Records about charts and figures:
——
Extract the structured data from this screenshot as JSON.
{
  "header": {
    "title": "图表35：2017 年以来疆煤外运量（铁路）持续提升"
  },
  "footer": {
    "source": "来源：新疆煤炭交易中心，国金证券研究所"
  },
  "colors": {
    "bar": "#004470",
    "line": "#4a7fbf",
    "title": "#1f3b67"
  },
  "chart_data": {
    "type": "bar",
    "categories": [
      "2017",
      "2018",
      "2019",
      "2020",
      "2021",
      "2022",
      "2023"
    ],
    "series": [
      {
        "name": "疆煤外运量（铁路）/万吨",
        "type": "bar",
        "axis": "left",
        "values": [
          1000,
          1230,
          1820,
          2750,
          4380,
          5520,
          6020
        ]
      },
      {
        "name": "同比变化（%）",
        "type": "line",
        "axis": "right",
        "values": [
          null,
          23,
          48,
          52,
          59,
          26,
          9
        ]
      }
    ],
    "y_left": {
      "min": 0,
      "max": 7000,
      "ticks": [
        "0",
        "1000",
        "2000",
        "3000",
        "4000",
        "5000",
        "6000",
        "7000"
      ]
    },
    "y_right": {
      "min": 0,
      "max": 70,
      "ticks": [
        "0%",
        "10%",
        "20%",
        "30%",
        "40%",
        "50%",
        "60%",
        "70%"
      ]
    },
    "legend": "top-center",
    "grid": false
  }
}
——
▸ **Prompt**: Among the lines of the records above, count those holding the string "title", and report only the number.

▸ **Full solution**: 2